Stored entries
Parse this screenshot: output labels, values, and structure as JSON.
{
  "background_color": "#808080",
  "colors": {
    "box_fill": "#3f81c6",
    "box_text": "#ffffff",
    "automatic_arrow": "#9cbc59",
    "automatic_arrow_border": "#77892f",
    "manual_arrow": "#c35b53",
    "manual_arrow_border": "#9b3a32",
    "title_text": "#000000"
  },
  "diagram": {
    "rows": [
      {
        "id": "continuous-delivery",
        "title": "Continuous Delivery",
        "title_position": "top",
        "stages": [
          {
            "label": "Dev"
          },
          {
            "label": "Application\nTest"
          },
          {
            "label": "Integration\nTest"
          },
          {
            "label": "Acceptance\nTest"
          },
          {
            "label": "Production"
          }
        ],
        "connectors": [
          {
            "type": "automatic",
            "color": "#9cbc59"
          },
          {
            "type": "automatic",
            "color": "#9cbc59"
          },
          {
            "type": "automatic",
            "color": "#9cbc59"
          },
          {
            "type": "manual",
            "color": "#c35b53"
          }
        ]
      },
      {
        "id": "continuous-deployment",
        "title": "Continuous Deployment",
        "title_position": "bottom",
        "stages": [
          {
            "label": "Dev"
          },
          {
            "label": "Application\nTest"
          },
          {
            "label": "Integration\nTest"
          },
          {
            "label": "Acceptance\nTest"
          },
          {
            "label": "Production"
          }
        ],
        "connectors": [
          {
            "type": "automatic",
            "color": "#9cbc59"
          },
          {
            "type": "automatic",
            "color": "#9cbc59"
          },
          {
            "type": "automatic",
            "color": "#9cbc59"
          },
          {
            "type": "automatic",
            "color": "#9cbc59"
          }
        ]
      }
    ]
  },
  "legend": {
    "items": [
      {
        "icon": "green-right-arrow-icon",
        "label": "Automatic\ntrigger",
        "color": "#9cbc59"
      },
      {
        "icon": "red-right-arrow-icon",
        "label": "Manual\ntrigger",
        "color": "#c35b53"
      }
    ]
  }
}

**GOAL OF THE EXERCISE:** Exactly reproduce the material above.

**RESULT OF THE EXERCISE:**
Parse this screenshot: output labels, values, and structure as JSON.
{
  "background_color": "#808080",
  "colors": {
    "box_fill": "#3f81c6",
    "box_text": "#ffffff",
    "automatic_arrow": "#9cbc59",
    "automatic_arrow_border": "#77892f",
    "manual_arrow": "#c35b53",
    "manual_arrow_border": "#9b3a32",
    "title_text": "#000000"
  },
  "diagram": {
    "rows": [
      {
        "id": "continuous-delivery",
        "title": "Continuous Delivery",
        "title_position": "top",
        "stages": [
          {
            "label": "Dev"
          },
          {
            "label": "Application\nTest"
          },
          {
            "label": "Integration\nTest"
          },
          {
            "label": "Acceptance\nTest"
          },
          {
            "label": "Production"
          }
        ],
        "connectors": [
          {
            "type": "automatic",
            "color": "#9cbc59"
          },
          {
            "type": "automatic",
            "color": "#9cbc59"
          },
          {
            "type": "automatic",
            "color": "#9cbc59"
          },
          {
            "type": "manual",
            "color": "#c35b53"
          }
        ]
      },
      {
        "id": "continuous-deployment",
        "title": "Continuous Deployment",
        "title_position": "bottom",
        "stages": [
          {
            "label": "Dev"
          },
          {
            "label": "Application\nTest"
          },
          {
            "label": "Integration\nTest"
          },
          {
            "label": "Acceptance\nTest"
          },
          {
            "label": "Production"
          }
        ],
        "connectors": [
          {
            "type": "automatic",
            "color": "#9cbc59"
          },
          {
            "type": "automatic",
            "color": "#9cbc59"
          },
          {
            "type": "automatic",
            "color": "#9cbc59"
          },
          {
            "type": "automatic",
            "color": "#9cbc59"
          }
        ]
      }
    ]
  },
  "legend": {
    "items": [
      {
        "icon": "green-right-arrow-icon",
        "label": "Automatic\ntrigger",
        "color": "#9cbc59"
      },
      {
        "icon": "red-right-arrow-icon",
        "label": "Manual\ntrigger",
        "color": "#c35b53"
      }
    ]
  }
}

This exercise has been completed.